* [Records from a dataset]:
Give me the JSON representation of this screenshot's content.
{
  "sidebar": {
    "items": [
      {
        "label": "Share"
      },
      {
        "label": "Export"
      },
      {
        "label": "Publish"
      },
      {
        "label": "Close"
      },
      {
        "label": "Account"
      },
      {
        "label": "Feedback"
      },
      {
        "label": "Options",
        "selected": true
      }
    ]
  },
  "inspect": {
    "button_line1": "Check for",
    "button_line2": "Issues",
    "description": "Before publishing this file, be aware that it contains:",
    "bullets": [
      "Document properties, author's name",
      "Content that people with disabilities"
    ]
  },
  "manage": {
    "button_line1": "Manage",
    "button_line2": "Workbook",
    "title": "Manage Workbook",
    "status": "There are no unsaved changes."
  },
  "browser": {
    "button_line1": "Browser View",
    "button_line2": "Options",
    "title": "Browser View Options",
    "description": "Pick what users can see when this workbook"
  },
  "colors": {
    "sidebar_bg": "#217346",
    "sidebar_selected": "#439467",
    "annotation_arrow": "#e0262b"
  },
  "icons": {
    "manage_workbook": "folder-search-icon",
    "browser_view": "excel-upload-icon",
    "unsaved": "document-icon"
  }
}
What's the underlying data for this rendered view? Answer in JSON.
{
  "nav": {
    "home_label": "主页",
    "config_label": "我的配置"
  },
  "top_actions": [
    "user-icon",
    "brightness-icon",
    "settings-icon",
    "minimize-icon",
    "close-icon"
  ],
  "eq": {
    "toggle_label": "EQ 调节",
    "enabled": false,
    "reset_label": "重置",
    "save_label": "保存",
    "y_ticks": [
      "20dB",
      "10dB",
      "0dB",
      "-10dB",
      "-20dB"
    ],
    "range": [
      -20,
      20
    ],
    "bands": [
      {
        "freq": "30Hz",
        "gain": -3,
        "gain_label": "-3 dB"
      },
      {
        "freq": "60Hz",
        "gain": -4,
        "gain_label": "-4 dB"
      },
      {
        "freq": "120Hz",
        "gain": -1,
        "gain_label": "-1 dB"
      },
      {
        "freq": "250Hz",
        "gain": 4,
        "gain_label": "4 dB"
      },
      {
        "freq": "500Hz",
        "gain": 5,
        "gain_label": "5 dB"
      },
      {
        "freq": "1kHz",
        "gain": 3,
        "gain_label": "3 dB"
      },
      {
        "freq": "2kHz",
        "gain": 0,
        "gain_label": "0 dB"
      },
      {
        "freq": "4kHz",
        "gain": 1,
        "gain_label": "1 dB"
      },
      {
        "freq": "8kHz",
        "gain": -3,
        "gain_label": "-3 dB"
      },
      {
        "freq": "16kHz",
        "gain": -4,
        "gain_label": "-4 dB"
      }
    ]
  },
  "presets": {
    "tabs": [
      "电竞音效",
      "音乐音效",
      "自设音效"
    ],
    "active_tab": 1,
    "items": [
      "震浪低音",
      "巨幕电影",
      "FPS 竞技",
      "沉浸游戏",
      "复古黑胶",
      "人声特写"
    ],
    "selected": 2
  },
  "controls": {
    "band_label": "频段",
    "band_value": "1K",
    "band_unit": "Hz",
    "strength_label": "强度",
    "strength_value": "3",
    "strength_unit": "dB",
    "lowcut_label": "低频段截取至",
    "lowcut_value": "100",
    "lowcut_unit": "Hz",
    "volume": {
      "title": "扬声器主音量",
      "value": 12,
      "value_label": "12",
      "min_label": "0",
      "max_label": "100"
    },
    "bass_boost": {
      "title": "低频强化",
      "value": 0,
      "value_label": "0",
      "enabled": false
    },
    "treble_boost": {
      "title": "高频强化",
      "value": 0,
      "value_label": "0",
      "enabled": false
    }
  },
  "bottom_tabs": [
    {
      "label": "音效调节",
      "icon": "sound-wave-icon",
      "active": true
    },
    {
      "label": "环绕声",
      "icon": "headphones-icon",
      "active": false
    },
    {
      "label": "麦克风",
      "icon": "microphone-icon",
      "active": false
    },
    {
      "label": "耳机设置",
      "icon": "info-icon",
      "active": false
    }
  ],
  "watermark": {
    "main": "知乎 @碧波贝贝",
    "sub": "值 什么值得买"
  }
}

* [YOUR INSTRUCTIONS]: Using the material above, report each line where "Options" occurs.

* [ANSWER FOR THE TASK]:
        "label": "Options",
    "button_line2": "Options",
    "title": "Browser View Options",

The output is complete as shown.